### DESCRIPTION OF THE TASK
Reproduce all of the material exactly as shown.

### DATA EXCERPTS
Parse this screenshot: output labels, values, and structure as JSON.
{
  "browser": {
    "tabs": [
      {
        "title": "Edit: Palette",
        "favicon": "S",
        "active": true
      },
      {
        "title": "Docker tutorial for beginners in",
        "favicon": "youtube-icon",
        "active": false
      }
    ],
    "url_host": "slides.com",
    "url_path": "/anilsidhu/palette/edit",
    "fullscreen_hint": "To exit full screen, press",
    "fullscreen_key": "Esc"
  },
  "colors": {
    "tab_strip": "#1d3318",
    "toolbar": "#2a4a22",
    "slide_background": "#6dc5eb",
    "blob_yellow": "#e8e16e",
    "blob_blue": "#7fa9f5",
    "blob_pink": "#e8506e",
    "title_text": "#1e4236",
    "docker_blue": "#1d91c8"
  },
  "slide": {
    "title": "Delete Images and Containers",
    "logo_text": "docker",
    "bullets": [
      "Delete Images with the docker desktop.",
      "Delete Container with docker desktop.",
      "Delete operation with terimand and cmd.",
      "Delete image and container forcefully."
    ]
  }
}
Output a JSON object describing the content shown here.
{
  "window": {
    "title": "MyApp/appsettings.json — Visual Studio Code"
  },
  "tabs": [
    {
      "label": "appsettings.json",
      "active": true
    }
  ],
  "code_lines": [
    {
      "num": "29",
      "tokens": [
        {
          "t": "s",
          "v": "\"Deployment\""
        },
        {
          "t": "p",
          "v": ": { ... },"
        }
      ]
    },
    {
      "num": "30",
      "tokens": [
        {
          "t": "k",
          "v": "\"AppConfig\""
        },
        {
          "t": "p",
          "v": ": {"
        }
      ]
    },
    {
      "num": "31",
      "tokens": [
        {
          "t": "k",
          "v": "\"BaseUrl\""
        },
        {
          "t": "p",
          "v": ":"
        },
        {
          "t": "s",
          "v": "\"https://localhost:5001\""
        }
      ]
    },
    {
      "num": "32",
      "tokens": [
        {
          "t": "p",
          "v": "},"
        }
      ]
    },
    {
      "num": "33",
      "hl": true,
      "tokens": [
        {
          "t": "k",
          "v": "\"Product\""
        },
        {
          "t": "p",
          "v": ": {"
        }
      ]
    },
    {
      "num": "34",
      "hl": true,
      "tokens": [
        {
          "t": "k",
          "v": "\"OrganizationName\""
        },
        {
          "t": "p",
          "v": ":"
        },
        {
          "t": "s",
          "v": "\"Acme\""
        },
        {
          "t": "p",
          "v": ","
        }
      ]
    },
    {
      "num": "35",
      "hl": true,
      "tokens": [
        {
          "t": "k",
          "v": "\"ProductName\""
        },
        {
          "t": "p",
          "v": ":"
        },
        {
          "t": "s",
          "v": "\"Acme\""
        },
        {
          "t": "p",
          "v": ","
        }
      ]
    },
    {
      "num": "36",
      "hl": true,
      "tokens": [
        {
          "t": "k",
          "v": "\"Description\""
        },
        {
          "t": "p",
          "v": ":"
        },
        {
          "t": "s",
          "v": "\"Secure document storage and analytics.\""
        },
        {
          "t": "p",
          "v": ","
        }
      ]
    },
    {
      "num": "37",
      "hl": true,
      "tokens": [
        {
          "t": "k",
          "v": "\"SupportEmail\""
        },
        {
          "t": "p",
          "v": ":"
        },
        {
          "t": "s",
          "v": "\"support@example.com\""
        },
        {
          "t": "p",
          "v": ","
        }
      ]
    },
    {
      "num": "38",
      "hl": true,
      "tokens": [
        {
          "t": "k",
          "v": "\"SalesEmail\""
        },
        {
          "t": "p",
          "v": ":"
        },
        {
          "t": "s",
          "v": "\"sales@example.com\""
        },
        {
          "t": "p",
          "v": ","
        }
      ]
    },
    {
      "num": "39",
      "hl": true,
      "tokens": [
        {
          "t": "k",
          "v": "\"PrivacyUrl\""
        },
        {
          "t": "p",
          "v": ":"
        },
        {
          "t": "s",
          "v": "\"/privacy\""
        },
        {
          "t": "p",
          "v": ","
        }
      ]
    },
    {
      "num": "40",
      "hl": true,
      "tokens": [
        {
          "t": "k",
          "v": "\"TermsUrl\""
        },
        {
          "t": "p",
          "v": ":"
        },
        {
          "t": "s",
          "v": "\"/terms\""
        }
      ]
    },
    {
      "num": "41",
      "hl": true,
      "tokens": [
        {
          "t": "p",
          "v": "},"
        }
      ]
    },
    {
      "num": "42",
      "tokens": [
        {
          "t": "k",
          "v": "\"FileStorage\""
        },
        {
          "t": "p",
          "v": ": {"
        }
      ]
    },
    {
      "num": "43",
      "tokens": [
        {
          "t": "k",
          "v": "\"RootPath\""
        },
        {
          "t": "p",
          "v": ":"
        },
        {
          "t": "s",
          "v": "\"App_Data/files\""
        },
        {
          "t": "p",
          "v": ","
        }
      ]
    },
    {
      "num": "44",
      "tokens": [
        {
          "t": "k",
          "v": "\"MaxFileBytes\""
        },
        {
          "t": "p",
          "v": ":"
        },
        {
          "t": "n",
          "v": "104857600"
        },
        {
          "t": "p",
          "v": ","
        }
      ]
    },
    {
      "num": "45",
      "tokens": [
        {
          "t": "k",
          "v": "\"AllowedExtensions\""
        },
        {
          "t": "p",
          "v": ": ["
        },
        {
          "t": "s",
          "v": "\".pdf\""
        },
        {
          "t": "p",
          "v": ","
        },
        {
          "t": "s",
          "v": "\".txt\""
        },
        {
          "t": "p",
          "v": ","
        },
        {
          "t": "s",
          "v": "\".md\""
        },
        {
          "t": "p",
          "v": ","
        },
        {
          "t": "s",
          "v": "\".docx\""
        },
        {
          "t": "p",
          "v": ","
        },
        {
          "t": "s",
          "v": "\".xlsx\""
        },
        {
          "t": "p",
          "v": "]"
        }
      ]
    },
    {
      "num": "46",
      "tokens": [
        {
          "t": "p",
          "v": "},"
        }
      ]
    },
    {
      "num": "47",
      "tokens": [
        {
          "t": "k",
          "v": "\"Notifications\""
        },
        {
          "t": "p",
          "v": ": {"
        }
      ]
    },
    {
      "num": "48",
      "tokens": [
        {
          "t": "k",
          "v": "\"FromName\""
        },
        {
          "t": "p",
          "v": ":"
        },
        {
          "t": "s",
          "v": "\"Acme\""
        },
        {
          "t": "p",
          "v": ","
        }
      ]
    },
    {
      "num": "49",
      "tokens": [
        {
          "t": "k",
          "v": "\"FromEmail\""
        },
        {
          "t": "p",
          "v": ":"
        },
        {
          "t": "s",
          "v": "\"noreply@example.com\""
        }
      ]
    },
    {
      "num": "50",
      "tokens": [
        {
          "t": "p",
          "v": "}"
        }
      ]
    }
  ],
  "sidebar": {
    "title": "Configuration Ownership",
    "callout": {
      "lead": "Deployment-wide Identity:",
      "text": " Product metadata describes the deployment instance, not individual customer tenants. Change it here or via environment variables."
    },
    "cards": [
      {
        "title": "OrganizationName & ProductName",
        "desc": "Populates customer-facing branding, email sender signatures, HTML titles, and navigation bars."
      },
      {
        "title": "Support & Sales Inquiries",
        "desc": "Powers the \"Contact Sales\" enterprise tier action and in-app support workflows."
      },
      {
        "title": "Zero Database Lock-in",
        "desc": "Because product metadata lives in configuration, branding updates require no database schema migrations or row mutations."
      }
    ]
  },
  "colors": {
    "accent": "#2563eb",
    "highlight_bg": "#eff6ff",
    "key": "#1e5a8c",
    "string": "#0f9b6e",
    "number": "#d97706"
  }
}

### REPLY TO THE TASK
Parse this screenshot: output labels, values, and structure as JSON.
{
  "browser": {
    "tabs": [
      {
        "title": "Edit: Palette",
        "favicon": "S",
        "active": true
      },
      {
        "title": "Docker tutorial for beginners in",
        "favicon": "youtube-icon",
        "active": false
      }
    ],
    "url_host": "slides.com",
    "url_path": "/anilsidhu/palette/edit",
    "fullscreen_hint": "To exit full screen, press",
    "fullscreen_key": "Esc"
  },
  "colors": {
    "tab_strip": "#1d3318",
    "toolbar": "#2a4a22",
    "slide_background": "#6dc5eb",
    "blob_yellow": "#e8e16e",
    "blob_blue": "#7fa9f5",
    "blob_pink": "#e8506e",
    "title_text": "#1e4236",
    "docker_blue": "#1d91c8"
  },
  "slide": {
    "title": "Delete Images and Containers",
    "logo_text": "docker",
    "bullets": [
      "Delete Images with the docker desktop.",
      "Delete Container with docker desktop.",
      "Delete operation with terimand and cmd.",
      "Delete image and container forcefully."
    ]
  }
}
Output a JSON object describing the content shown here.
{
  "window": {
    "title": "MyApp/appsettings.json — Visual Studio Code"
  },
  "tabs": [
    {
      "label": "appsettings.json",
      "active": true
    }
  ],
  "code_lines": [
    {
      "num": "29",
      "tokens": [
        {
          "t": "s",
          "v": "\"Deployment\""
        },
        {
          "t": "p",
          "v": ": { ... },"
        }
      ]
    },
    {
      "num": "30",
      "tokens": [
        {
          "t": "k",
          "v": "\"AppConfig\""
        },
        {
          "t": "p",
          "v": ": {"
        }
      ]
    },
    {
      "num": "31",
      "tokens": [
        {
          "t": "k",
          "v": "\"BaseUrl\""
        },
        {
          "t": "p",
          "v": ":"
        },
        {
          "t": "s",
          "v": "\"https://localhost:5001\""
        }
      ]
    },
    {
      "num": "32",
      "tokens": [
        {
          "t": "p",
          "v": "},"
        }
      ]
    },
    {
      "num": "33",
      "hl": true,
      "tokens": [
        {
          "t": "k",
          "v": "\"Product\""
        },
        {
          "t": "p",
          "v": ": {"
        }
      ]
    },
    {
      "num": "34",
      "hl": true,
      "tokens": [
        {
          "t": "k",
          "v": "\"OrganizationName\""
        },
        {
          "t": "p",
          "v": ":"
        },
        {
          "t": "s",
          "v": "\"Acme\""
        },
        {
          "t": "p",
          "v": ","
        }
      ]
    },
    {
      "num": "35",
      "hl": true,
      "tokens": [
        {
          "t": "k",
          "v": "\"ProductName\""
        },
        {
          "t": "p",
          "v": ":"
        },
        {
          "t": "s",
          "v": "\"Acme\""
        },
        {
          "t": "p",
          "v": ","
        }
      ]
    },
    {
      "num": "36",
      "hl": true,
      "tokens": [
        {
          "t": "k",
          "v": "\"Description\""
        },
        {
          "t": "p",
          "v": ":"
        },
        {
          "t": "s",
          "v": "\"Secure document storage and analytics.\""
        },
        {
          "t": "p",
          "v": ","
        }
      ]
    },
    {
      "num": "37",
      "hl": true,
      "tokens": [
        {
          "t": "k",
          "v": "\"SupportEmail\""
        },
        {
          "t": "p",
          "v": ":"
        },
        {
          "t": "s",
          "v": "\"support@example.com\""
        },
        {
          "t": "p",
          "v": ","
        }
      ]
    },
    {
      "num": "38",
      "hl": true,
      "tokens": [
        {
          "t": "k",
          "v": "\"SalesEmail\""
        },
        {
          "t": "p",
          "v": ":"
        },
        {
          "t": "s",
          "v": "\"sales@example.com\""
        },
        {
          "t": "p",
          "v": ","
        }
      ]
    },
    {
      "num": "39",
      "hl": true,
      "tokens": [
        {
          "t": "k",
          "v": "\"PrivacyUrl\""
        },
        {
          "t": "p",
          "v": ":"
        },
        {
          "t": "s",
          "v": "\"/privacy\""
        },
        {
          "t": "p",
          "v": ","
        }
      ]
    },
    {
      "num": "40",
      "hl": true,
      "tokens": [
        {
          "t": "k",
          "v": "\"TermsUrl\""
        },
        {
          "t": "p",
          "v": ":"
        },
        {
          "t": "s",
          "v": "\"/terms\""
        }
      ]
    },
    {
      "num": "41",
      "hl": true,
      "tokens": [
        {
          "t": "p",
          "v": "},"
        }
      ]
    },
    {
      "num": "42",
      "tokens": [
        {
          "t": "k",
          "v": "\"FileStorage\""
        },
        {
          "t": "p",
          "v": ": {"
        }
      ]
    },
    {
      "num": "43",
      "tokens": [
        {
          "t": "k",
          "v": "\"RootPath\""
        },
        {
          "t": "p",
          "v": ":"
        },
        {
          "t": "s",
          "v": "\"App_Data/files\""
        },
        {
          "t": "p",
          "v": ","
        }
      ]
    },
    {
      "num": "44",
      "tokens": [
        {
          "t": "k",
          "v": "\"MaxFileBytes\""
        },
        {
          "t": "p",
          "v": ":"
        },
        {
          "t": "n",
          "v": "104857600"
        },
        {
          "t": "p",
          "v": ","
        }
      ]
    },
    {
      "num": "45",
      "tokens": [
        {
          "t": "k",
          "v": "\"AllowedExtensions\""
        },
        {
          "t": "p",
          "v": ": ["
        },
        {
          "t": "s",
          "v": "\".pdf\""
        },
        {
          "t": "p",
          "v": ","
        },
        {
          "t": "s",
          "v": "\".txt\""
        },
        {
          "t": "p",
          "v": ","
        },
        {
          "t": "s",
          "v": "\".md\""
        },
        {
          "t": "p",
          "v": ","
        },
        {
          "t": "s",
          "v": "\".docx\""
        },
        {
          "t": "p",
          "v": ","
        },
        {
          "t": "s",
          "v": "\".xlsx\""
        },
        {
          "t": "p",
          "v": "]"
        }
      ]
    },
    {
      "num": "46",
      "tokens": [
        {
          "t": "p",
          "v": "},"
        }
      ]
    },
    {
      "num": "47",
      "tokens": [
        {
          "t": "k",
          "v": "\"Notifications\""
        },
        {
          "t": "p",
          "v": ": {"
        }
      ]
    },
    {
      "num": "48",
      "tokens": [
        {
          "t": "k",
          "v": "\"FromName\""
        },
        {
          "t": "p",
          "v": ":"
        },
        {
          "t": "s",
          "v": "\"Acme\""
        },
        {
          "t": "p",
          "v": ","
        }
      ]
    },
    {
      "num": "49",
      "tokens": [
        {
          "t": "k",
          "v": "\"FromEmail\""
        },
        {
          "t": "p",
          "v": ":"
        },
        {
          "t": "s",
          "v": "\"noreply@example.com\""
        }
      ]
    },
    {
      "num": "50",
      "tokens": [
        {
          "t": "p",
          "v": "}"
        }
      ]
    }
  ],
  "sidebar": {
    "title": "Configuration Ownership",
    "callout": {
      "lead": "Deployment-wide Identity:",
      "text": " Product metadata describes the deployment instance, not individual customer tenants. Change it here or via environment variables."
    },
    "cards": [
      {
        "title": "OrganizationName & ProductName",
        "desc": "Populates customer-facing branding, email sender signatures, HTML titles, and navigation bars."
      },
      {
        "title": "Support & Sales Inquiries",
        "desc": "Powers the \"Contact Sales\" enterprise tier action and in-app support workflows."
      },
      {
        "title": "Zero Database Lock-in",
        "desc": "Because product metadata lives in configuration, branding updates require no database schema migrations or row mutations."
      }
    ]
  },
  "colors": {
    "accent": "#2563eb",
    "highlight_bg": "#eff6ff",
    "key": "#1e5a8c",
    "string": "#0f9b6e",
    "number": "#d97706"
  }
}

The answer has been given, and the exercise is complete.